Stored data:
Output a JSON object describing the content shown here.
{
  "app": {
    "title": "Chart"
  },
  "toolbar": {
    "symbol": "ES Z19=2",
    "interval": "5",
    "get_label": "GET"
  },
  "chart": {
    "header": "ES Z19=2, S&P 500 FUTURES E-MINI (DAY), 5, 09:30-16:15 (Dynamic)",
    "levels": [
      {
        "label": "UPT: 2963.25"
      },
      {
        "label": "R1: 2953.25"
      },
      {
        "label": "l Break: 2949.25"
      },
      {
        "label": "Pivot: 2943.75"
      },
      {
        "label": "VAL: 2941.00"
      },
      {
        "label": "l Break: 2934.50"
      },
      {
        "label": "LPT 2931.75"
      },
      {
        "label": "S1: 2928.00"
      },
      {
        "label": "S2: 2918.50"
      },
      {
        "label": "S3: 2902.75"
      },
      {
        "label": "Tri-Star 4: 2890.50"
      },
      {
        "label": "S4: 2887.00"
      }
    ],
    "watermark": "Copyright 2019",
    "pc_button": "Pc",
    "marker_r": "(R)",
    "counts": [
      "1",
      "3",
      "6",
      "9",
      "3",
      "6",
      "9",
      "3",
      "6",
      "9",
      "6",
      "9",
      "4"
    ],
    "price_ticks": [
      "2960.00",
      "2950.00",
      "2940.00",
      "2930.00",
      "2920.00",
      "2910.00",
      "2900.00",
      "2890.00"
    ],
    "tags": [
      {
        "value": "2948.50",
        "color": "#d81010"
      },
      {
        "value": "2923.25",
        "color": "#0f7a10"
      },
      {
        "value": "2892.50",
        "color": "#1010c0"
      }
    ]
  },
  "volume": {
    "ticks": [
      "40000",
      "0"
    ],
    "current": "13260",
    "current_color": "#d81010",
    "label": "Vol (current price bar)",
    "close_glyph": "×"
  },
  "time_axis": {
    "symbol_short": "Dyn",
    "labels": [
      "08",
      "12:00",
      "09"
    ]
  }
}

» Directive:
Gather each line from the entries above that includes the word "Break".

» Written response:
        "label": "l Break: 2949.25"
        "label": "l Break: 2934.50"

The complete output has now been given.